_Stated problem:_
Return the full material exactly.

_Data for this exercise:_

**********

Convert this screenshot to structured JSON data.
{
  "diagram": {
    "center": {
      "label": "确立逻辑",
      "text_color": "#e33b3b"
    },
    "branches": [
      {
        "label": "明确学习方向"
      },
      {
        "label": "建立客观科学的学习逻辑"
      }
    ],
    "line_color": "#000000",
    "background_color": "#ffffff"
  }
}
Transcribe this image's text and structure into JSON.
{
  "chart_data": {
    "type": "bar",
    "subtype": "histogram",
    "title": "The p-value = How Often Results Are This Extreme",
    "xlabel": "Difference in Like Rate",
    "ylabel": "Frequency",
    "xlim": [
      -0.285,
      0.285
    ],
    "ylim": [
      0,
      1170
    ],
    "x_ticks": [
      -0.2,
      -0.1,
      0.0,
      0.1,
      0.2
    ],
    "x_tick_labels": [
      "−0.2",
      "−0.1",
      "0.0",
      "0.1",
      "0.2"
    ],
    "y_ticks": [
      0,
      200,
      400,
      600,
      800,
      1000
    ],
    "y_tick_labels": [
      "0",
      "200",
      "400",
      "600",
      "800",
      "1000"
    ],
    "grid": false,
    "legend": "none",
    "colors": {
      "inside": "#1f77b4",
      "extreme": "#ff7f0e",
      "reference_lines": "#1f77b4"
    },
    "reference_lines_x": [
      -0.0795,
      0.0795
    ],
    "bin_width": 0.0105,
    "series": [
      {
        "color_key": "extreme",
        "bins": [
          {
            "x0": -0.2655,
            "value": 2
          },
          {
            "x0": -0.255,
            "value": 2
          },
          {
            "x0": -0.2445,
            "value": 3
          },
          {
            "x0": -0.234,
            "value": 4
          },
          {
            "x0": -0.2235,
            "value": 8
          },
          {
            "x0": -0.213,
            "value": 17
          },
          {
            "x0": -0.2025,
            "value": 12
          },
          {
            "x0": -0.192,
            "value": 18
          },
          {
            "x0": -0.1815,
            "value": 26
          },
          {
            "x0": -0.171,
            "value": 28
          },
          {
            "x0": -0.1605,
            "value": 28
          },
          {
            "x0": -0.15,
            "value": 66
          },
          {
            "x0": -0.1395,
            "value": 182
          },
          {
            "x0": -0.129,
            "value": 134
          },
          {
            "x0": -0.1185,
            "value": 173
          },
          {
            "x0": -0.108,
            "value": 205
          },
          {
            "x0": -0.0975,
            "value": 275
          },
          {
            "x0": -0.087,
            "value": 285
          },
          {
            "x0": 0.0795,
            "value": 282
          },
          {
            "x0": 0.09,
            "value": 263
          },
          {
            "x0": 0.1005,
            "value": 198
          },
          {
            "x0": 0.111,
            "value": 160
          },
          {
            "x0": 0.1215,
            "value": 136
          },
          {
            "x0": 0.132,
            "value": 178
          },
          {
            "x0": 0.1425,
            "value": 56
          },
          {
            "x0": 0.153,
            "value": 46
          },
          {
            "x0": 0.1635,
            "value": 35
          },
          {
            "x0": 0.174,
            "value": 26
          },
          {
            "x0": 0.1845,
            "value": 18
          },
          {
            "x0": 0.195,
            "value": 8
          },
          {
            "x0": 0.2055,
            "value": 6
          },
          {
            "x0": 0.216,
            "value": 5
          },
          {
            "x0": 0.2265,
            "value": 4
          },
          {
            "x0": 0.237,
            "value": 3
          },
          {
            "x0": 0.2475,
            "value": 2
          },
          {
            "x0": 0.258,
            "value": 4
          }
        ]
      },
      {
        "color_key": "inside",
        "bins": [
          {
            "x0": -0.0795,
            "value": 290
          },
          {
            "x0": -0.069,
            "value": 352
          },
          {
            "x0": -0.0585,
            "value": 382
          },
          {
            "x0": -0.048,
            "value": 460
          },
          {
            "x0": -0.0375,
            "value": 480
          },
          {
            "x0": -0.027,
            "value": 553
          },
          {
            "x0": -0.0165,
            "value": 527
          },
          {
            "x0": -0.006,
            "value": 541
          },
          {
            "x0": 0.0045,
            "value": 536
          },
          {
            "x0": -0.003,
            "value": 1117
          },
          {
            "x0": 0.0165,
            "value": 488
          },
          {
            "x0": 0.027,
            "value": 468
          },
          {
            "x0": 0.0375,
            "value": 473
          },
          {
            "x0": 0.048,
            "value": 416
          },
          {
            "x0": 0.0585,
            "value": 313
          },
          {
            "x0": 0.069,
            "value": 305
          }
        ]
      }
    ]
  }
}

**********

_Exercise response:_
Convert this screenshot to structured JSON data.
{
  "diagram": {
    "center": {
      "label": "确立逻辑",
      "text_color": "#e33b3b"
    },
    "branches": [
      {
        "label": "明确学习方向"
      },
      {
        "label": "建立客观科学的学习逻辑"
      }
    ],
    "line_color": "#000000",
    "background_color": "#ffffff"
  }
}
Transcribe this image's text and structure into JSON.
{
  "chart_data": {
    "type": "bar",
    "subtype": "histogram",
    "title": "The p-value = How Often Results Are This Extreme",
    "xlabel": "Difference in Like Rate",
    "ylabel": "Frequency",
    "xlim": [
      -0.285,
      0.285
    ],
    "ylim": [
      0,
      1170
    ],
    "x_ticks": [
      -0.2,
      -0.1,
      0.0,
      0.1,
      0.2
    ],
    "x_tick_labels": [
      "−0.2",
      "−0.1",
      "0.0",
      "0.1",
      "0.2"
    ],
    "y_ticks": [
      0,
      200,
      400,
      600,
      800,
      1000
    ],
    "y_tick_labels": [
      "0",
      "200",
      "400",
      "600",
      "800",
      "1000"
    ],
    "grid": false,
    "legend": "none",
    "colors": {
      "inside": "#1f77b4",
      "extreme": "#ff7f0e",
      "reference_lines": "#1f77b4"
    },
    "reference_lines_x": [
      -0.0795,
      0.0795
    ],
    "bin_width": 0.0105,
    "series": [
      {
        "color_key": "extreme",
        "bins": [
          {
            "x0": -0.2655,
            "value": 2
          },
          {
            "x0": -0.255,
            "value": 2
          },
          {
            "x0": -0.2445,
            "value": 3
          },
          {
            "x0": -0.234,
            "value": 4
          },
          {
            "x0": -0.2235,
            "value": 8
          },
          {
            "x0": -0.213,
            "value": 17
          },
          {
            "x0": -0.2025,
            "value": 12
          },
          {
            "x0": -0.192,
            "value": 18
          },
          {
            "x0": -0.1815,
            "value": 26
          },
          {
            "x0": -0.171,
            "value": 28
          },
          {
            "x0": -0.1605,
            "value": 28
          },
          {
            "x0": -0.15,
            "value": 66
          },
          {
            "x0": -0.1395,
            "value": 182
          },
          {
            "x0": -0.129,
            "value": 134
          },
          {
            "x0": -0.1185,
            "value": 173
          },
          {
            "x0": -0.108,
            "value": 205
          },
          {
            "x0": -0.0975,
            "value": 275
          },
          {
            "x0": -0.087,
            "value": 285
          },
          {
            "x0": 0.0795,
            "value": 282
          },
          {
            "x0": 0.09,
            "value": 263
          },
          {
            "x0": 0.1005,
            "value": 198
          },
          {
            "x0": 0.111,
            "value": 160
          },
          {
            "x0": 0.1215,
            "value": 136
          },
          {
            "x0": 0.132,
            "value": 178
          },
          {
            "x0": 0.1425,
            "value": 56
          },
          {
            "x0": 0.153,
            "value": 46
          },
          {
            "x0": 0.1635,
            "value": 35
          },
          {
            "x0": 0.174,
            "value": 26
          },
          {
            "x0": 0.1845,
            "value": 18
          },
          {
            "x0": 0.195,
            "value": 8
          },
          {
            "x0": 0.2055,
            "value": 6
          },
          {
            "x0": 0.216,
            "value": 5
          },
          {
            "x0": 0.2265,
            "value": 4
          },
          {
            "x0": 0.237,
            "value": 3
          },
          {
            "x0": 0.2475,
            "value": 2
          },
          {
            "x0": 0.258,
            "value": 4
          }
        ]
      },
      {
        "color_key": "inside",
        "bins": [
          {
            "x0": -0.0795,
            "value": 290
          },
          {
            "x0": -0.069,
            "value": 352
          },
          {
            "x0": -0.0585,
            "value": 382
          },
          {
            "x0": -0.048,
            "value": 460
          },
          {
            "x0": -0.0375,
            "value": 480
          },
          {
            "x0": -0.027,
            "value": 553
          },
          {
            "x0": -0.0165,
            "value": 527
          },
          {
            "x0": -0.006,
            "value": 541
          },
          {
            "x0": 0.0045,
            "value": 536
          },
          {
            "x0": -0.003,
            "value": 1117
          },
          {
            "x0": 0.0165,
            "value": 488
          },
          {
            "x0": 0.027,
            "value": 468
          },
          {
            "x0": 0.0375,
            "value": 473
          },
          {
            "x0": 0.048,
            "value": 416
          },
          {
            "x0": 0.0585,
            "value": 313
          },
          {
            "x0": 0.069,
            "value": 305
          }
        ]
      }
    ]
  }
}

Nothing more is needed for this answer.